• [Problem statement] Could you transcribe every record below exactly as written, leaving out any pictures?

• [Data excerpts]
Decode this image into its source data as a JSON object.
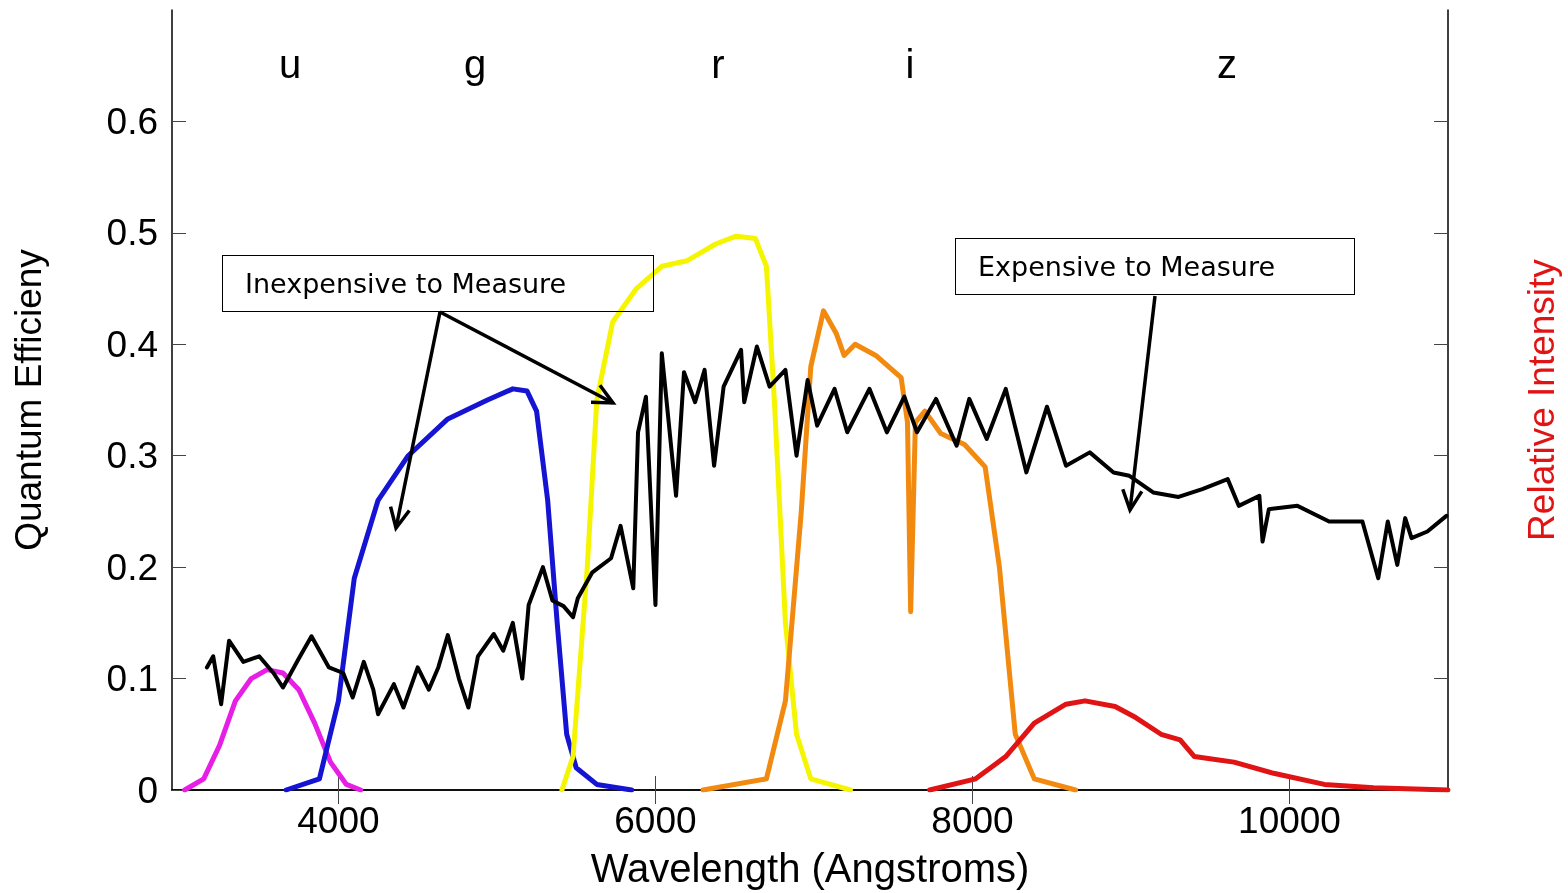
{
  "chart_data": {
    "type": "line",
    "xlabel": "Wavelength (Angstroms)",
    "ylabel": "Quantum Efficieny",
    "y2label": "Relative Intensity",
    "xlim": [
      2950,
      11000
    ],
    "xticks": [
      4000,
      6000,
      8000,
      10000
    ],
    "ylim": [
      0,
      0.7
    ],
    "yticks": [
      0,
      0.1,
      0.2,
      0.3,
      0.4,
      0.5,
      0.6
    ],
    "grid": false,
    "marker": "none",
    "line_style": "solid",
    "annotations": [
      "u",
      "g",
      "r",
      "i",
      "z",
      "Inexpensive to Measure",
      "Expensive to Measure"
    ],
    "series": [
      {
        "color": "#e61ee6",
        "x": [
          3030,
          3150,
          3250,
          3350,
          3450,
          3550,
          3650,
          3750,
          3850,
          3950,
          4050,
          4140
        ],
        "values": [
          0,
          0.01,
          0.04,
          0.08,
          0.1,
          0.108,
          0.105,
          0.09,
          0.06,
          0.025,
          0.005,
          0
        ]
      },
      {
        "color": "#1414d2",
        "x": [
          3670,
          3880,
          4000,
          4100,
          4250,
          4440,
          4690,
          4940,
          5100,
          5190,
          5250,
          5320,
          5380,
          5440,
          5500,
          5630,
          5850
        ],
        "values": [
          0,
          0.01,
          0.08,
          0.19,
          0.26,
          0.3,
          0.333,
          0.35,
          0.36,
          0.358,
          0.34,
          0.26,
          0.15,
          0.05,
          0.02,
          0.005,
          0
        ]
      },
      {
        "color": "#f5f500",
        "x": [
          5410,
          5480,
          5570,
          5630,
          5730,
          5880,
          6040,
          6200,
          6380,
          6510,
          6630,
          6700,
          6750,
          6820,
          6890,
          6980,
          7230
        ],
        "values": [
          0,
          0.03,
          0.2,
          0.35,
          0.42,
          0.45,
          0.47,
          0.475,
          0.49,
          0.497,
          0.495,
          0.47,
          0.35,
          0.15,
          0.05,
          0.01,
          0
        ]
      },
      {
        "color": "#f28a10",
        "x": [
          6300,
          6700,
          6820,
          6920,
          6980,
          7060,
          7140,
          7190,
          7260,
          7390,
          7550,
          7590,
          7610,
          7640,
          7700,
          7800,
          7950,
          8080,
          8170,
          8270,
          8390,
          8650
        ],
        "values": [
          0,
          0.01,
          0.08,
          0.25,
          0.38,
          0.43,
          0.41,
          0.39,
          0.4,
          0.39,
          0.37,
          0.33,
          0.16,
          0.33,
          0.34,
          0.32,
          0.31,
          0.29,
          0.2,
          0.05,
          0.01,
          0
        ]
      },
      {
        "color": "#e01414",
        "x": [
          7730,
          8020,
          8210,
          8390,
          8590,
          8710,
          8900,
          9030,
          9190,
          9310,
          9400,
          9650,
          9900,
          10220,
          10530,
          11000
        ],
        "values": [
          0,
          0.01,
          0.03,
          0.06,
          0.077,
          0.08,
          0.075,
          0.065,
          0.05,
          0.045,
          0.03,
          0.025,
          0.015,
          0.005,
          0.002,
          0
        ]
      },
      {
        "color": "#000000",
        "x": [
          3170,
          3210,
          3260,
          3310,
          3400,
          3500,
          3590,
          3650,
          3750,
          3830,
          3940,
          4030,
          4090,
          4160,
          4220,
          4250,
          4350,
          4410,
          4500,
          4570,
          4630,
          4690,
          4760,
          4820,
          4880,
          4980,
          5040,
          5100,
          5160,
          5200,
          5290,
          5350,
          5420,
          5480,
          5510,
          5600,
          5720,
          5780,
          5860,
          5890,
          5940,
          6000,
          6040,
          6130,
          6180,
          6250,
          6310,
          6370,
          6430,
          6540,
          6560,
          6640,
          6720,
          6820,
          6890,
          6960,
          7020,
          7130,
          7210,
          7350,
          7460,
          7570,
          7650,
          7770,
          7900,
          7980,
          8090,
          8210,
          8340,
          8470,
          8590,
          8740,
          8890,
          8990,
          9140,
          9300,
          9450,
          9610,
          9680,
          9810,
          9830,
          9870,
          10050,
          10250,
          10460,
          10560,
          10620,
          10680,
          10730,
          10770,
          10870,
          10990
        ],
        "values": [
          0.11,
          0.12,
          0.077,
          0.134,
          0.115,
          0.12,
          0.105,
          0.092,
          0.118,
          0.138,
          0.11,
          0.105,
          0.083,
          0.115,
          0.09,
          0.068,
          0.095,
          0.074,
          0.11,
          0.09,
          0.11,
          0.139,
          0.1,
          0.074,
          0.12,
          0.14,
          0.125,
          0.15,
          0.1,
          0.166,
          0.2,
          0.17,
          0.165,
          0.155,
          0.172,
          0.195,
          0.208,
          0.237,
          0.181,
          0.321,
          0.353,
          0.166,
          0.392,
          0.264,
          0.375,
          0.348,
          0.377,
          0.291,
          0.362,
          0.395,
          0.348,
          0.398,
          0.362,
          0.377,
          0.3,
          0.368,
          0.327,
          0.36,
          0.321,
          0.36,
          0.321,
          0.353,
          0.321,
          0.351,
          0.309,
          0.351,
          0.315,
          0.36,
          0.285,
          0.344,
          0.291,
          0.303,
          0.285,
          0.282,
          0.267,
          0.263,
          0.27,
          0.279,
          0.255,
          0.264,
          0.223,
          0.252,
          0.255,
          0.241,
          0.241,
          0.19,
          0.241,
          0.202,
          0.244,
          0.226,
          0.232,
          0.246
        ]
      }
    ]
  }
}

• [Answer to the problem]
Decode this image into its source data as a JSON object.
{
  "chart_data": {
    "type": "line",
    "xlabel": "Wavelength (Angstroms)",
    "ylabel": "Quantum Efficieny",
    "y2label": "Relative Intensity",
    "xlim": [
      2950,
      11000
    ],
    "xticks": [
      4000,
      6000,
      8000,
      10000
    ],
    "ylim": [
      0,
      0.7
    ],
    "yticks": [
      0,
      0.1,
      0.2,
      0.3,
      0.4,
      0.5,
      0.6
    ],
    "grid": false,
    "marker": "none",
    "line_style": "solid",
    "annotations": [
      "u",
      "g",
      "r",
      "i",
      "z",
      "Inexpensive to Measure",
      "Expensive to Measure"
    ],
    "series": [
      {
        "color": "#e61ee6",
        "x": [
          3030,
          3150,
          3250,
          3350,
          3450,
          3550,
          3650,
          3750,
          3850,
          3950,
          4050,
          4140
        ],
        "values": [
          0,
          0.01,
          0.04,
          0.08,
          0.1,
          0.108,
          0.105,
          0.09,
          0.06,
          0.025,
          0.005,
          0
        ]
      },
      {
        "color": "#1414d2",
        "x": [
          3670,
          3880,
          4000,
          4100,
          4250,
          4440,
          4690,
          4940,
          5100,
          5190,
          5250,
          5320,
          5380,
          5440,
          5500,
          5630,
          5850
        ],
        "values": [
          0,
          0.01,
          0.08,
          0.19,
          0.26,
          0.3,
          0.333,
          0.35,
          0.36,
          0.358,
          0.34,
          0.26,
          0.15,
          0.05,
          0.02,
          0.005,
          0
        ]
      },
      {
        "color": "#f5f500",
        "x": [
          5410,
          5480,
          5570,
          5630,
          5730,
          5880,
          6040,
          6200,
          6380,
          6510,
          6630,
          6700,
          6750,
          6820,
          6890,
          6980,
          7230
        ],
        "values": [
          0,
          0.03,
          0.2,
          0.35,
          0.42,
          0.45,
          0.47,
          0.475,
          0.49,
          0.497,
          0.495,
          0.47,
          0.35,
          0.15,
          0.05,
          0.01,
          0
        ]
      },
      {
        "color": "#f28a10",
        "x": [
          6300,
          6700,
          6820,
          6920,
          6980,
          7060,
          7140,
          7190,
          7260,
          7390,
          7550,
          7590,
          7610,
          7640,
          7700,
          7800,
          7950,
          8080,
          8170,
          8270,
          8390,
          8650
        ],
        "values": [
          0,
          0.01,
          0.08,
          0.25,
          0.38,
          0.43,
          0.41,
          0.39,
          0.4,
          0.39,
          0.37,
          0.33,
          0.16,
          0.33,
          0.34,
          0.32,
          0.31,
          0.29,
          0.2,
          0.05,
          0.01,
          0
        ]
      },
      {
        "color": "#e01414",
        "x": [
          7730,
          8020,
          8210,
          8390,
          8590,
          8710,
          8900,
          9030,
          9190,
          9310,
          9400,
          9650,
          9900,
          10220,
          10530,
          11000
        ],
        "values": [
          0,
          0.01,
          0.03,
          0.06,
          0.077,
          0.08,
          0.075,
          0.065,
          0.05,
          0.045,
          0.03,
          0.025,
          0.015,
          0.005,
          0.002,
          0
        ]
      },
      {
        "color": "#000000",
        "x": [
          3170,
          3210,
          3260,
          3310,
          3400,
          3500,
          3590,
          3650,
          3750,
          3830,
          3940,
          4030,
          4090,
          4160,
          4220,
          4250,
          4350,
          4410,
          4500,
          4570,
          4630,
          4690,
          4760,
          4820,
          4880,
          4980,
          5040,
          5100,
          5160,
          5200,
          5290,
          5350,
          5420,
          5480,
          5510,
          5600,
          5720,
          5780,
          5860,
          5890,
          5940,
          6000,
          6040,
          6130,
          6180,
          6250,
          6310,
          6370,
          6430,
          6540,
          6560,
          6640,
          6720,
          6820,
          6890,
          6960,
          7020,
          7130,
          7210,
          7350,
          7460,
          7570,
          7650,
          7770,
          7900,
          7980,
          8090,
          8210,
          8340,
          8470,
          8590,
          8740,
          8890,
          8990,
          9140,
          9300,
          9450,
          9610,
          9680,
          9810,
          9830,
          9870,
          10050,
          10250,
          10460,
          10560,
          10620,
          10680,
          10730,
          10770,
          10870,
          10990
        ],
        "values": [
          0.11,
          0.12,
          0.077,
          0.134,
          0.115,
          0.12,
          0.105,
          0.092,
          0.118,
          0.138,
          0.11,
          0.105,
          0.083,
          0.115,
          0.09,
          0.068,
          0.095,
          0.074,
          0.11,
          0.09,
          0.11,
          0.139,
          0.1,
          0.074,
          0.12,
          0.14,
          0.125,
          0.15,
          0.1,
          0.166,
          0.2,
          0.17,
          0.165,
          0.155,
          0.172,
          0.195,
          0.208,
          0.237,
          0.181,
          0.321,
          0.353,
          0.166,
          0.392,
          0.264,
          0.375,
          0.348,
          0.377,
          0.291,
          0.362,
          0.395,
          0.348,
          0.398,
          0.362,
          0.377,
          0.3,
          0.368,
          0.327,
          0.36,
          0.321,
          0.36,
          0.321,
          0.353,
          0.321,
          0.351,
          0.309,
          0.351,
          0.315,
          0.36,
          0.285,
          0.344,
          0.291,
          0.303,
          0.285,
          0.282,
          0.267,
          0.263,
          0.27,
          0.279,
          0.255,
          0.264,
          0.223,
          0.252,
          0.255,
          0.241,
          0.241,
          0.19,
          0.241,
          0.202,
          0.244,
          0.226,
          0.232,
          0.246
        ]
      }
    ]
  }
}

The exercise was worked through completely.